[start SUPPLIED ENTRIES]

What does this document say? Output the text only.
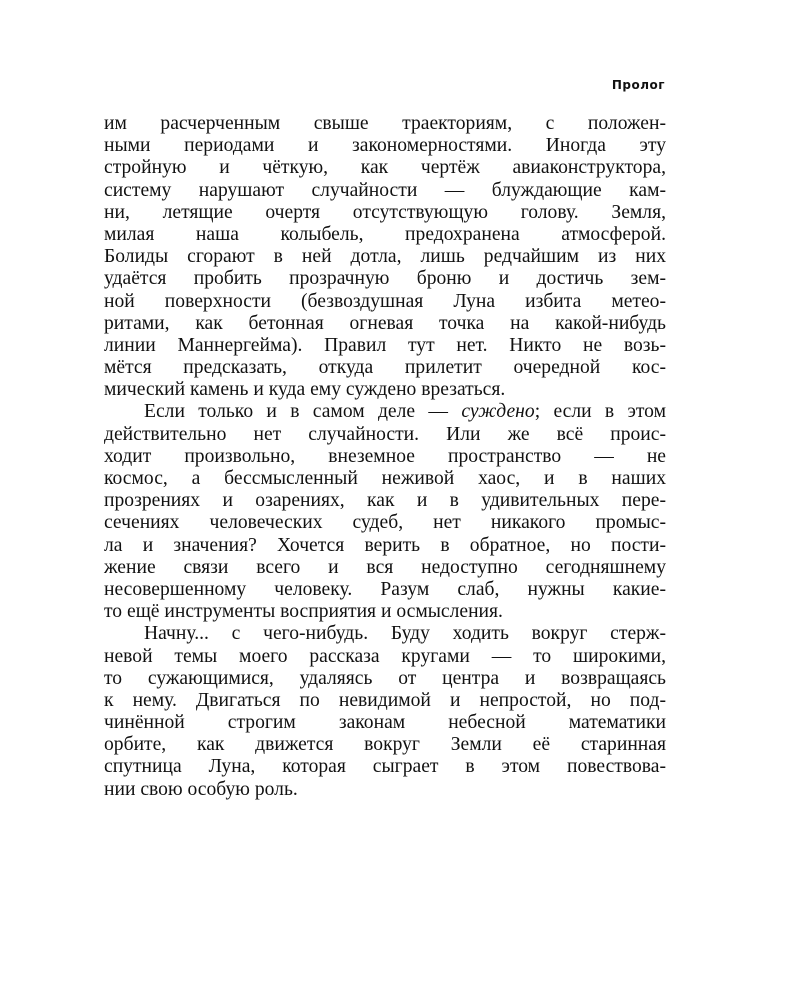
Пролог
им расчерченным свыше траекториям, с положен-
ными периодами и закономерностями. Иногда эту
стройную и чёткую, как чертёж авиаконструктора,
систему нарушают случайности — блуждающие кам-
ни, летящие очертя отсутствующую голову. Земля,
милая наша колыбель, предохранена атмосферой.
Болиды сгорают в ней дотла, лишь редчайшим из них
удаётся пробить прозрачную броню и достичь зем-
ной поверхности (безвоздушная Луна избита метео-
ритами, как бетонная огневая точка на какой-нибудь
линии Маннергейма). Правил тут нет. Никто не возь-
мётся предсказать, откуда прилетит очередной кос-
мический камень и куда ему суждено врезаться.
Если только и в самом деле — суждено; если в этом
действительно нет случайности. Или же всё проис-
ходит произвольно, внеземное пространство — не
космос, а бессмысленный неживой хаос, и в наших
прозрениях и озарениях, как и в удивительных пере-
сечениях человеческих судеб, нет никакого промыс-
ла и значения? Хочется верить в обратное, но пости-
жение связи всего и вся недоступно сегодняшнему
несовершенному человеку. Разум слаб, нужны какие-
то ещё инструменты восприятия и осмысления.
Начну... с чего-нибудь. Буду ходить вокруг стерж-
невой темы моего рассказа кругами — то широкими,
то сужающимися, удаляясь от центра и возвращаясь
к нему. Двигаться по невидимой и непростой, но под-
чинённой строгим законам небесной математики
орбите, как движется вокруг Земли её старинная
спутница Луна, которая сыграет в этом повествова-
нии свою особую роль.
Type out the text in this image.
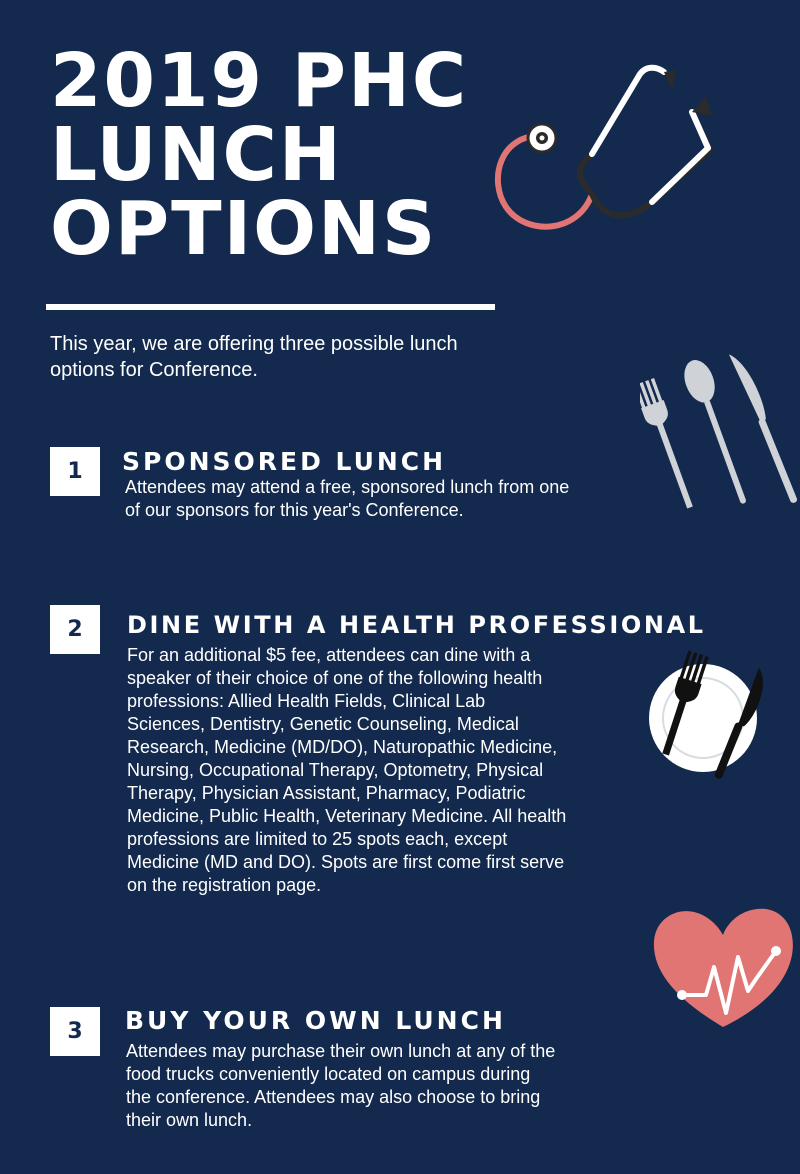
2019 PHC
LUNCH
OPTIONS

This year, we are offering three possible lunch options for Conference.

1	SPONSORED LUNCH

Attendees may attend a free, sponsored lunch from one of our sponsors for this year's Conference.

2	DINE WITH A HEALTH PROFESSIONAL

For an additional $5 fee, attendees can dine with a speaker of their choice of one of the following health professions: Allied Health Fields, Clinical Lab Sciences, Dentistry, Genetic Counseling, Medical Research, Medicine (MD/DO), Naturopathic Medicine, Nursing, Occupational Therapy, Optometry, Physical Therapy, Physician Assistant, Pharmacy, Podiatric Medicine, Public Health, Veterinary Medicine. All health professions are limited to 25 spots each, except Medicine (MD and DO). Spots are first come first serve on the registration page.

3	BUY YOUR OWN LUNCH

Attendees may purchase their own lunch at any of the food trucks conveniently located on campus during the conference. Attendees may also choose to bring their own lunch.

[end SUPPLIED ENTRIES]

WHAT TO WORK ON. Give an exact reproduction of every line, leaving out any picture.

EXPECTED OUTPUT.
What does this document say? Output the text only.
Пролог
им расчерченным свыше траекториям, с положен-
ными периодами и закономерностями. Иногда эту
стройную и чёткую, как чертёж авиаконструктора,
систему нарушают случайности — блуждающие кам-
ни, летящие очертя отсутствующую голову. Земля,
милая наша колыбель, предохранена атмосферой.
Болиды сгорают в ней дотла, лишь редчайшим из них
удаётся пробить прозрачную броню и достичь зем-
ной поверхности (безвоздушная Луна избита метео-
ритами, как бетонная огневая точка на какой-нибудь
линии Маннергейма). Правил тут нет. Никто не возь-
мётся предсказать, откуда прилетит очередной кос-
мический камень и куда ему суждено врезаться.
Если только и в самом деле — суждено; если в этом
действительно нет случайности. Или же всё проис-
ходит произвольно, внеземное пространство — не
космос, а бессмысленный неживой хаос, и в наших
прозрениях и озарениях, как и в удивительных пере-
сечениях человеческих судеб, нет никакого промыс-
ла и значения? Хочется верить в обратное, но пости-
жение связи всего и вся недоступно сегодняшнему
несовершенному человеку. Разум слаб, нужны какие-
то ещё инструменты восприятия и осмысления.
Начну... с чего-нибудь. Буду ходить вокруг стерж-
невой темы моего рассказа кругами — то широкими,
то сужающимися, удаляясь от центра и возвращаясь
к нему. Двигаться по невидимой и непростой, но под-
чинённой строгим законам небесной математики
орбите, как движется вокруг Земли её старинная
спутница Луна, которая сыграет в этом повествова-
нии свою особую роль.
Type out the text in this image.
2019 PHC
LUNCH
OPTIONS

This year, we are offering three possible lunch options for Conference.

1	SPONSORED LUNCH

Attendees may attend a free, sponsored lunch from one of our sponsors for this year's Conference.

2	DINE WITH A HEALTH PROFESSIONAL

For an additional $5 fee, attendees can dine with a speaker of their choice of one of the following health professions: Allied Health Fields, Clinical Lab Sciences, Dentistry, Genetic Counseling, Medical Research, Medicine (MD/DO), Naturopathic Medicine, Nursing, Occupational Therapy, Optometry, Physical Therapy, Physician Assistant, Pharmacy, Podiatric Medicine, Public Health, Veterinary Medicine. All health professions are limited to 25 spots each, except Medicine (MD and DO). Spots are first come first serve on the registration page.

3	BUY YOUR OWN LUNCH

Attendees may purchase their own lunch at any of the food trucks conveniently located on campus during the conference. Attendees may also choose to bring their own lunch.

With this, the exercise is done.